=== Exercise aim ===
Leave out the pictures and copy every record exactly.

------ Given entries ------

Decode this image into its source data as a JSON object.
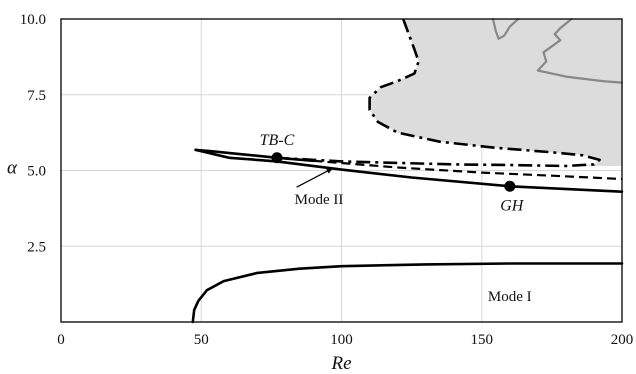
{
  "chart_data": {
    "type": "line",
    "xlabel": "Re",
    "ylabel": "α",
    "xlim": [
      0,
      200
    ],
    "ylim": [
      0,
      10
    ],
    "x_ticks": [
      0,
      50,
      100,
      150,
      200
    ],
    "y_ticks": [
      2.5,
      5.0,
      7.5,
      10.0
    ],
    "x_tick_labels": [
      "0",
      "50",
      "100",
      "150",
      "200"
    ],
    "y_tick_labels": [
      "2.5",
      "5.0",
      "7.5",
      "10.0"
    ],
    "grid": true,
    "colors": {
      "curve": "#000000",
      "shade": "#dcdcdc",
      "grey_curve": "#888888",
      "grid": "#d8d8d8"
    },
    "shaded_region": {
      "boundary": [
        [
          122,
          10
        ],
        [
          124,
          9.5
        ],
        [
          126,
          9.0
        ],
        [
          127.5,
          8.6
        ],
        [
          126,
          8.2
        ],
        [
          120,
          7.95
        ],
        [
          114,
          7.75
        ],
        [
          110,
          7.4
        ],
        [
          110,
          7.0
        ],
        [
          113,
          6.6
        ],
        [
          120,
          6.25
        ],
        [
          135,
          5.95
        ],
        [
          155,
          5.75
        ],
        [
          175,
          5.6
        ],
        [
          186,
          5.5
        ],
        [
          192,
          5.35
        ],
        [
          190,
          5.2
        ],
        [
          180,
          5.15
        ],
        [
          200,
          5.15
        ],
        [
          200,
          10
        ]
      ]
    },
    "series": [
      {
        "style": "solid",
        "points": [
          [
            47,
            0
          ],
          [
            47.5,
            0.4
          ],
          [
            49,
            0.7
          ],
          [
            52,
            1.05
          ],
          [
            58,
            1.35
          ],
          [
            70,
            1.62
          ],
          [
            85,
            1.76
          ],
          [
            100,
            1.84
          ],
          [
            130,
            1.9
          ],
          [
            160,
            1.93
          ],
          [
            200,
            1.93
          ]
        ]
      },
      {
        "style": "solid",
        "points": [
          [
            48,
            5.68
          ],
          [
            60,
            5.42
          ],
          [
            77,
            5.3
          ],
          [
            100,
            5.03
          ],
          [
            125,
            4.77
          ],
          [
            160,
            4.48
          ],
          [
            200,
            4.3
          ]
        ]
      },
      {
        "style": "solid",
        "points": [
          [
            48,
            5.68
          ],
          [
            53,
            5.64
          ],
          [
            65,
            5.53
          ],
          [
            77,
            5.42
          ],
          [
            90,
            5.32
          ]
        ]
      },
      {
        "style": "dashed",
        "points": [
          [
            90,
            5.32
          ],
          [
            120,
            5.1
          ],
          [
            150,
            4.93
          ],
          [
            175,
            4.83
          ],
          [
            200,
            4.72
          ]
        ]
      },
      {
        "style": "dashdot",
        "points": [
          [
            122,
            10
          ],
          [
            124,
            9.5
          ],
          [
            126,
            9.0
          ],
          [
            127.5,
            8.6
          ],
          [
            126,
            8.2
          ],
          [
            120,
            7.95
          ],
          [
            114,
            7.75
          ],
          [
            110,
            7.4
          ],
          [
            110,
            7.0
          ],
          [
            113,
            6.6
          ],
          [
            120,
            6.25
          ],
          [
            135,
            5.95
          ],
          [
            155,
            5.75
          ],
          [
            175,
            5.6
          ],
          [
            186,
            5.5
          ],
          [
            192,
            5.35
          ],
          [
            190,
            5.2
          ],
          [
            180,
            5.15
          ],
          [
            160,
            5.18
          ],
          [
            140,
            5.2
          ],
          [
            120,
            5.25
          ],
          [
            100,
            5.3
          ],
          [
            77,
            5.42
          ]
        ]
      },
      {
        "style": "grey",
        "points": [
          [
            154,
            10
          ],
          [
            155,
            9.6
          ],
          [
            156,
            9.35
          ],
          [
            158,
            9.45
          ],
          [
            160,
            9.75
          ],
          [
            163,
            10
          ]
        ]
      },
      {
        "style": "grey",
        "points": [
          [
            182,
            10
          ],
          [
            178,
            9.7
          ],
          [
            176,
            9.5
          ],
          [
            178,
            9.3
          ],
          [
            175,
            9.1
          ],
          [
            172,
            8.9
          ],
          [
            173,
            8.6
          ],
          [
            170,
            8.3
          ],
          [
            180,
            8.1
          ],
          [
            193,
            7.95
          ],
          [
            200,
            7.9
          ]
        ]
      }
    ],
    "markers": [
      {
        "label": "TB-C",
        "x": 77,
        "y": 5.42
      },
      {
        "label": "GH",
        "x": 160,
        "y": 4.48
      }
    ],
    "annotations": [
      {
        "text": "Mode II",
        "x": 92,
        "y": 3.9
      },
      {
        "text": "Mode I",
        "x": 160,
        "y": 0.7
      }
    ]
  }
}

------

=== Exercise answer ===
Decode this image into its source data as a JSON object.
{
  "chart_data": {
    "type": "line",
    "xlabel": "Re",
    "ylabel": "α",
    "xlim": [
      0,
      200
    ],
    "ylim": [
      0,
      10
    ],
    "x_ticks": [
      0,
      50,
      100,
      150,
      200
    ],
    "y_ticks": [
      2.5,
      5.0,
      7.5,
      10.0
    ],
    "x_tick_labels": [
      "0",
      "50",
      "100",
      "150",
      "200"
    ],
    "y_tick_labels": [
      "2.5",
      "5.0",
      "7.5",
      "10.0"
    ],
    "grid": true,
    "colors": {
      "curve": "#000000",
      "shade": "#dcdcdc",
      "grey_curve": "#888888",
      "grid": "#d8d8d8"
    },
    "shaded_region": {
      "boundary": [
        [
          122,
          10
        ],
        [
          124,
          9.5
        ],
        [
          126,
          9.0
        ],
        [
          127.5,
          8.6
        ],
        [
          126,
          8.2
        ],
        [
          120,
          7.95
        ],
        [
          114,
          7.75
        ],
        [
          110,
          7.4
        ],
        [
          110,
          7.0
        ],
        [
          113,
          6.6
        ],
        [
          120,
          6.25
        ],
        [
          135,
          5.95
        ],
        [
          155,
          5.75
        ],
        [
          175,
          5.6
        ],
        [
          186,
          5.5
        ],
        [
          192,
          5.35
        ],
        [
          190,
          5.2
        ],
        [
          180,
          5.15
        ],
        [
          200,
          5.15
        ],
        [
          200,
          10
        ]
      ]
    },
    "series": [
      {
        "style": "solid",
        "points": [
          [
            47,
            0
          ],
          [
            47.5,
            0.4
          ],
          [
            49,
            0.7
          ],
          [
            52,
            1.05
          ],
          [
            58,
            1.35
          ],
          [
            70,
            1.62
          ],
          [
            85,
            1.76
          ],
          [
            100,
            1.84
          ],
          [
            130,
            1.9
          ],
          [
            160,
            1.93
          ],
          [
            200,
            1.93
          ]
        ]
      },
      {
        "style": "solid",
        "points": [
          [
            48,
            5.68
          ],
          [
            60,
            5.42
          ],
          [
            77,
            5.3
          ],
          [
            100,
            5.03
          ],
          [
            125,
            4.77
          ],
          [
            160,
            4.48
          ],
          [
            200,
            4.3
          ]
        ]
      },
      {
        "style": "solid",
        "points": [
          [
            48,
            5.68
          ],
          [
            53,
            5.64
          ],
          [
            65,
            5.53
          ],
          [
            77,
            5.42
          ],
          [
            90,
            5.32
          ]
        ]
      },
      {
        "style": "dashed",
        "points": [
          [
            90,
            5.32
          ],
          [
            120,
            5.1
          ],
          [
            150,
            4.93
          ],
          [
            175,
            4.83
          ],
          [
            200,
            4.72
          ]
        ]
      },
      {
        "style": "dashdot",
        "points": [
          [
            122,
            10
          ],
          [
            124,
            9.5
          ],
          [
            126,
            9.0
          ],
          [
            127.5,
            8.6
          ],
          [
            126,
            8.2
          ],
          [
            120,
            7.95
          ],
          [
            114,
            7.75
          ],
          [
            110,
            7.4
          ],
          [
            110,
            7.0
          ],
          [
            113,
            6.6
          ],
          [
            120,
            6.25
          ],
          [
            135,
            5.95
          ],
          [
            155,
            5.75
          ],
          [
            175,
            5.6
          ],
          [
            186,
            5.5
          ],
          [
            192,
            5.35
          ],
          [
            190,
            5.2
          ],
          [
            180,
            5.15
          ],
          [
            160,
            5.18
          ],
          [
            140,
            5.2
          ],
          [
            120,
            5.25
          ],
          [
            100,
            5.3
          ],
          [
            77,
            5.42
          ]
        ]
      },
      {
        "style": "grey",
        "points": [
          [
            154,
            10
          ],
          [
            155,
            9.6
          ],
          [
            156,
            9.35
          ],
          [
            158,
            9.45
          ],
          [
            160,
            9.75
          ],
          [
            163,
            10
          ]
        ]
      },
      {
        "style": "grey",
        "points": [
          [
            182,
            10
          ],
          [
            178,
            9.7
          ],
          [
            176,
            9.5
          ],
          [
            178,
            9.3
          ],
          [
            175,
            9.1
          ],
          [
            172,
            8.9
          ],
          [
            173,
            8.6
          ],
          [
            170,
            8.3
          ],
          [
            180,
            8.1
          ],
          [
            193,
            7.95
          ],
          [
            200,
            7.9
          ]
        ]
      }
    ],
    "markers": [
      {
        "label": "TB-C",
        "x": 77,
        "y": 5.42
      },
      {
        "label": "GH",
        "x": 160,
        "y": 4.48
      }
    ],
    "annotations": [
      {
        "text": "Mode II",
        "x": 92,
        "y": 3.9
      },
      {
        "text": "Mode I",
        "x": 160,
        "y": 0.7
      }
    ]
  }
}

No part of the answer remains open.